Copy out each line that mentions the word "esprit".

★ ★ ★ ★ ★ ★ ★

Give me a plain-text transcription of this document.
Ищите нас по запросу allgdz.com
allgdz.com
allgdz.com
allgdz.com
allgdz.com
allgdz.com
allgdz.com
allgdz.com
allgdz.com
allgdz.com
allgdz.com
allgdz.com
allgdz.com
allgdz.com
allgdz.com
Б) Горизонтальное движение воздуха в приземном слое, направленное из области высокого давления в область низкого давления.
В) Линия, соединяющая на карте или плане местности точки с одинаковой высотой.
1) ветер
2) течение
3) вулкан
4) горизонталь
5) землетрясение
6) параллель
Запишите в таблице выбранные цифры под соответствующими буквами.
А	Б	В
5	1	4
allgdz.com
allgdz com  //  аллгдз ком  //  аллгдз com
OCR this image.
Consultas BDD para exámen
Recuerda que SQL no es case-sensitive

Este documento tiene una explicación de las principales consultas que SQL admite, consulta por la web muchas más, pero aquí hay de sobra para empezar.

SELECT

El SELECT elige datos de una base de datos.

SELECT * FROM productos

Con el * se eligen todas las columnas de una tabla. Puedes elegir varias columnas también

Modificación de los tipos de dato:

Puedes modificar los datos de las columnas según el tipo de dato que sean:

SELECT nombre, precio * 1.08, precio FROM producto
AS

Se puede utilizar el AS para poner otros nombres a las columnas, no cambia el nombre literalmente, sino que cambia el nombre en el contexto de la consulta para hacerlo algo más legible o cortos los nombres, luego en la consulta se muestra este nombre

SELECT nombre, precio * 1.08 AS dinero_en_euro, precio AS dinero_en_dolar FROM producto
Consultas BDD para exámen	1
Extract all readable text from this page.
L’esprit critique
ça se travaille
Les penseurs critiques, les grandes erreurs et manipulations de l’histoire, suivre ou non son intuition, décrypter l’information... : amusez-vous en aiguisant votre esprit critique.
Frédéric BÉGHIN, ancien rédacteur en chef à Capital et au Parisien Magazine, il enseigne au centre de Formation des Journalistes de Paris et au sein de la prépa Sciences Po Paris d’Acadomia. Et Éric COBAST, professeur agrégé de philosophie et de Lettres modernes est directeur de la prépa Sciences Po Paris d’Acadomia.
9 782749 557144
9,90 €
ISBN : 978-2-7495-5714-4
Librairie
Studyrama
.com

★ ★ ★ ★ ★ ★ ★

● Written answer:
L’esprit critique
Les penseurs critiques, les grandes erreurs et manipulations de l’histoire, suivre ou non son intuition, décrypter l’information... : amusez-vous en aiguisant votre esprit critique.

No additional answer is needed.